:: Information provided ::

+ + + + + + +

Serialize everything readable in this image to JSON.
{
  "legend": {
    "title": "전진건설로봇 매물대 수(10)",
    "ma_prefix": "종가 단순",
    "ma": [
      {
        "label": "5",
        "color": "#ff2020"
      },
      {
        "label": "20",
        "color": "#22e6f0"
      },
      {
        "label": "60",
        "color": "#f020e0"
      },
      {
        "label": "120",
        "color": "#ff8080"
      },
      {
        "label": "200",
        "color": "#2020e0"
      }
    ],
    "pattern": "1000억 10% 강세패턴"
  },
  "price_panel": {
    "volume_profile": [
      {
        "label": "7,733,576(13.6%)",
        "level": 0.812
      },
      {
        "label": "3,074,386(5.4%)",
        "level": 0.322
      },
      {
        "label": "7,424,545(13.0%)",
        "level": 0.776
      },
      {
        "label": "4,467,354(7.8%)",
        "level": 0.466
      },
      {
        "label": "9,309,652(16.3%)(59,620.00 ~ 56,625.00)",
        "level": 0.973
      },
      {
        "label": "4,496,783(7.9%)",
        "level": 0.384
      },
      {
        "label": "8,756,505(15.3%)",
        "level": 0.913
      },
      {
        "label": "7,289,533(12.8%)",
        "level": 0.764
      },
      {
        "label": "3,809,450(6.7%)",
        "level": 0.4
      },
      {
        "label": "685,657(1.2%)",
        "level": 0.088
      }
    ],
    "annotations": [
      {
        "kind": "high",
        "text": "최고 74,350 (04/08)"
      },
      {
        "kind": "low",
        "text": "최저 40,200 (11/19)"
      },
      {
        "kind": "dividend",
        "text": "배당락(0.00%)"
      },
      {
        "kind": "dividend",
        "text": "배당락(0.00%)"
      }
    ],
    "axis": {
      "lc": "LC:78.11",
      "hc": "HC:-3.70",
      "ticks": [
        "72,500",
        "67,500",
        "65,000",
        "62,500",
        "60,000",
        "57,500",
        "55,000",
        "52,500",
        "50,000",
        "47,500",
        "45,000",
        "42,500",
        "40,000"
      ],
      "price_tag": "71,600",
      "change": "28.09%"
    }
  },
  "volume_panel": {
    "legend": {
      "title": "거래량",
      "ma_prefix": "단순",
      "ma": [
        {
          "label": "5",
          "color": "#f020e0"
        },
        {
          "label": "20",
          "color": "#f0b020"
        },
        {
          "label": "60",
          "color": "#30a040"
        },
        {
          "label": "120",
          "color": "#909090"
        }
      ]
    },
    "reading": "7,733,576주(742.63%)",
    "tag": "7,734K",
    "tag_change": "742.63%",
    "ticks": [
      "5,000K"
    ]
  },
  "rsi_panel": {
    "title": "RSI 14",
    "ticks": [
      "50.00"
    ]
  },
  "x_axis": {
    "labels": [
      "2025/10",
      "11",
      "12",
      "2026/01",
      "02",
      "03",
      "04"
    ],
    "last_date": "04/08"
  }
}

+ + + + + + +

Copy every line verbatim.

Serialize everything readable in this image to JSON.
{
  "legend": {
    "title": "전진건설로봇 매물대 수(10)",
    "ma_prefix": "종가 단순",
    "ma": [
      {
        "label": "5",
        "color": "#ff2020"
      },
      {
        "label": "20",
        "color": "#22e6f0"
      },
      {
        "label": "60",
        "color": "#f020e0"
      },
      {
        "label": "120",
        "color": "#ff8080"
      },
      {
        "label": "200",
        "color": "#2020e0"
      }
    ],
    "pattern": "1000억 10% 강세패턴"
  },
  "price_panel": {
    "volume_profile": [
      {
        "label": "7,733,576(13.6%)",
        "level": 0.812
      },
      {
        "label": "3,074,386(5.4%)",
        "level": 0.322
      },
      {
        "label": "7,424,545(13.0%)",
        "level": 0.776
      },
      {
        "label": "4,467,354(7.8%)",
        "level": 0.466
      },
      {
        "label": "9,309,652(16.3%)(59,620.00 ~ 56,625.00)",
        "level": 0.973
      },
      {
        "label": "4,496,783(7.9%)",
        "level": 0.384
      },
      {
        "label": "8,756,505(15.3%)",
        "level": 0.913
      },
      {
        "label": "7,289,533(12.8%)",
        "level": 0.764
      },
      {
        "label": "3,809,450(6.7%)",
        "level": 0.4
      },
      {
        "label": "685,657(1.2%)",
        "level": 0.088
      }
    ],
    "annotations": [
      {
        "kind": "high",
        "text": "최고 74,350 (04/08)"
      },
      {
        "kind": "low",
        "text": "최저 40,200 (11/19)"
      },
      {
        "kind": "dividend",
        "text": "배당락(0.00%)"
      },
      {
        "kind": "dividend",
        "text": "배당락(0.00%)"
      }
    ],
    "axis": {
      "lc": "LC:78.11",
      "hc": "HC:-3.70",
      "ticks": [
        "72,500",
        "67,500",
        "65,000",
        "62,500",
        "60,000",
        "57,500",
        "55,000",
        "52,500",
        "50,000",
        "47,500",
        "45,000",
        "42,500",
        "40,000"
      ],
      "price_tag": "71,600",
      "change": "28.09%"
    }
  },
  "volume_panel": {
    "legend": {
      "title": "거래량",
      "ma_prefix": "단순",
      "ma": [
        {
          "label": "5",
          "color": "#f020e0"
        },
        {
          "label": "20",
          "color": "#f0b020"
        },
        {
          "label": "60",
          "color": "#30a040"
        },
        {
          "label": "120",
          "color": "#909090"
        }
      ]
    },
    "reading": "7,733,576주(742.63%)",
    "tag": "7,734K",
    "tag_change": "742.63%",
    "ticks": [
      "5,000K"
    ]
  },
  "rsi_panel": {
    "title": "RSI 14",
    "ticks": [
      "50.00"
    ]
  },
  "x_axis": {
    "labels": [
      "2025/10",
      "11",
      "12",
      "2026/01",
      "02",
      "03",
      "04"
    ],
    "last_date": "04/08"
  }
}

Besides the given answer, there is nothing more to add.